- _Given problem_: Word for word, restate every line of the listing that follows.

- _Source material_:

>> start

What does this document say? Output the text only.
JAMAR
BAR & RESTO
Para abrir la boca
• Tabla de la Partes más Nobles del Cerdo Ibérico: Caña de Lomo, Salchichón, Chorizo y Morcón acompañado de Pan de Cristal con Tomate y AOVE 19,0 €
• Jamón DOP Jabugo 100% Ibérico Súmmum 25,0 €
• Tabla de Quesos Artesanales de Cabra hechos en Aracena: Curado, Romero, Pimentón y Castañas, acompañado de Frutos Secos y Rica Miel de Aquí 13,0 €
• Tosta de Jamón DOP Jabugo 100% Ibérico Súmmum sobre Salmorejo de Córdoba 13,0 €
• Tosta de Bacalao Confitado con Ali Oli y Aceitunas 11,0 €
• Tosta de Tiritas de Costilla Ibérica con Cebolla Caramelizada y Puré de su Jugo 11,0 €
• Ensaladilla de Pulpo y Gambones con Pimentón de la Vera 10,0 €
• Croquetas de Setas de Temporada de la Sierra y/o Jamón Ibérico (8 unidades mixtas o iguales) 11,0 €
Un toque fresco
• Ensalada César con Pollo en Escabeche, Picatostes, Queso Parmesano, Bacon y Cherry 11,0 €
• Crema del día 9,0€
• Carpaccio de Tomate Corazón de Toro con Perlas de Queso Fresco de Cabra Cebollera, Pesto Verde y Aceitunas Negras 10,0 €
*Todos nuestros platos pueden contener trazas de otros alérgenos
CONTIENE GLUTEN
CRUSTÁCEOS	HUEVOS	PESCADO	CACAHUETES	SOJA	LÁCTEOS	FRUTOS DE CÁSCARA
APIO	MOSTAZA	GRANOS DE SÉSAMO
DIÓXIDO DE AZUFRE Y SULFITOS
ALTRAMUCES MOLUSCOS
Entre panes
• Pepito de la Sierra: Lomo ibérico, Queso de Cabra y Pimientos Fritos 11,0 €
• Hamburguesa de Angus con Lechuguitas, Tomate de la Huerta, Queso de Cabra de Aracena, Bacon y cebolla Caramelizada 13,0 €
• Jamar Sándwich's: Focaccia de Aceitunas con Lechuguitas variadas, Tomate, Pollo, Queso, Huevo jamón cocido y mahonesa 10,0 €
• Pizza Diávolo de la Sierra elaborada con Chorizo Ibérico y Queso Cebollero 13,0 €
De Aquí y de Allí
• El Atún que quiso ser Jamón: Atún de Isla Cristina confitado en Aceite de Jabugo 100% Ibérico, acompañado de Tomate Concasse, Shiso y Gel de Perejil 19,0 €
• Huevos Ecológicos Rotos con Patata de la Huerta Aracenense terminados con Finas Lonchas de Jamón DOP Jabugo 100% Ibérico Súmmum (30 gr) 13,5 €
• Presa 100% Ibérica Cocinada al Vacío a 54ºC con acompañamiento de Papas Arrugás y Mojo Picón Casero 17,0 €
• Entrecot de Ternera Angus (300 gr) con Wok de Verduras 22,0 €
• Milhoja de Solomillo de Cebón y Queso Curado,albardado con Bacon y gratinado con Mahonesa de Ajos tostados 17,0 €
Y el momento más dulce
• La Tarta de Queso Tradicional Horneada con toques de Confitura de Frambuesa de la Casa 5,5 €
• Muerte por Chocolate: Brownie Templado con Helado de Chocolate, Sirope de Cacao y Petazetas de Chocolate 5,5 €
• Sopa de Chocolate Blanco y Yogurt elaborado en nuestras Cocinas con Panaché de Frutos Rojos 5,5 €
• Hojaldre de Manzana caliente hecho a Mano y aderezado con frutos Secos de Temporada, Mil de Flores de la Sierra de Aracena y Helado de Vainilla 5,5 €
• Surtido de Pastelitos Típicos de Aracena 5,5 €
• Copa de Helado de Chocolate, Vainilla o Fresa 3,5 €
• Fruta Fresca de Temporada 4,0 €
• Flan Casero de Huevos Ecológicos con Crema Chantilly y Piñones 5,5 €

>> end

- _Response for this exercise_:
What does this document say? Output the text only.
JAMAR
BAR & RESTO
Para abrir la boca
• Tabla de la Partes más Nobles del Cerdo Ibérico: Caña de Lomo, Salchichón, Chorizo y Morcón acompañado de Pan de Cristal con Tomate y AOVE 19,0 €
• Jamón DOP Jabugo 100% Ibérico Súmmum 25,0 €
• Tabla de Quesos Artesanales de Cabra hechos en Aracena: Curado, Romero, Pimentón y Castañas, acompañado de Frutos Secos y Rica Miel de Aquí 13,0 €
• Tosta de Jamón DOP Jabugo 100% Ibérico Súmmum sobre Salmorejo de Córdoba 13,0 €
• Tosta de Bacalao Confitado con Ali Oli y Aceitunas 11,0 €
• Tosta de Tiritas de Costilla Ibérica con Cebolla Caramelizada y Puré de su Jugo 11,0 €
• Ensaladilla de Pulpo y Gambones con Pimentón de la Vera 10,0 €
• Croquetas de Setas de Temporada de la Sierra y/o Jamón Ibérico (8 unidades mixtas o iguales) 11,0 €
Un toque fresco
• Ensalada César con Pollo en Escabeche, Picatostes, Queso Parmesano, Bacon y Cherry 11,0 €
• Crema del día 9,0€
• Carpaccio de Tomate Corazón de Toro con Perlas de Queso Fresco de Cabra Cebollera, Pesto Verde y Aceitunas Negras 10,0 €
*Todos nuestros platos pueden contener trazas de otros alérgenos
CONTIENE GLUTEN
CRUSTÁCEOS	HUEVOS	PESCADO	CACAHUETES	SOJA	LÁCTEOS	FRUTOS DE CÁSCARA
APIO	MOSTAZA	GRANOS DE SÉSAMO
DIÓXIDO DE AZUFRE Y SULFITOS
ALTRAMUCES MOLUSCOS
Entre panes
• Pepito de la Sierra: Lomo ibérico, Queso de Cabra y Pimientos Fritos 11,0 €
• Hamburguesa de Angus con Lechuguitas, Tomate de la Huerta, Queso de Cabra de Aracena, Bacon y cebolla Caramelizada 13,0 €
• Jamar Sándwich's: Focaccia de Aceitunas con Lechuguitas variadas, Tomate, Pollo, Queso, Huevo jamón cocido y mahonesa 10,0 €
• Pizza Diávolo de la Sierra elaborada con Chorizo Ibérico y Queso Cebollero 13,0 €
De Aquí y de Allí
• El Atún que quiso ser Jamón: Atún de Isla Cristina confitado en Aceite de Jabugo 100% Ibérico, acompañado de Tomate Concasse, Shiso y Gel de Perejil 19,0 €
• Huevos Ecológicos Rotos con Patata de la Huerta Aracenense terminados con Finas Lonchas de Jamón DOP Jabugo 100% Ibérico Súmmum (30 gr) 13,5 €
• Presa 100% Ibérica Cocinada al Vacío a 54ºC con acompañamiento de Papas Arrugás y Mojo Picón Casero 17,0 €
• Entrecot de Ternera Angus (300 gr) con Wok de Verduras 22,0 €
• Milhoja de Solomillo de Cebón y Queso Curado,albardado con Bacon y gratinado con Mahonesa de Ajos tostados 17,0 €
Y el momento más dulce
• La Tarta de Queso Tradicional Horneada con toques de Confitura de Frambuesa de la Casa 5,5 €
• Muerte por Chocolate: Brownie Templado con Helado de Chocolate, Sirope de Cacao y Petazetas de Chocolate 5,5 €
• Sopa de Chocolate Blanco y Yogurt elaborado en nuestras Cocinas con Panaché de Frutos Rojos 5,5 €
• Hojaldre de Manzana caliente hecho a Mano y aderezado con frutos Secos de Temporada, Mil de Flores de la Sierra de Aracena y Helado de Vainilla 5,5 €
• Surtido de Pastelitos Típicos de Aracena 5,5 €
• Copa de Helado de Chocolate, Vainilla o Fresa 3,5 €
• Fruta Fresca de Temporada 4,0 €
• Flan Casero de Huevos Ecológicos con Crema Chantilly y Piñones 5,5 €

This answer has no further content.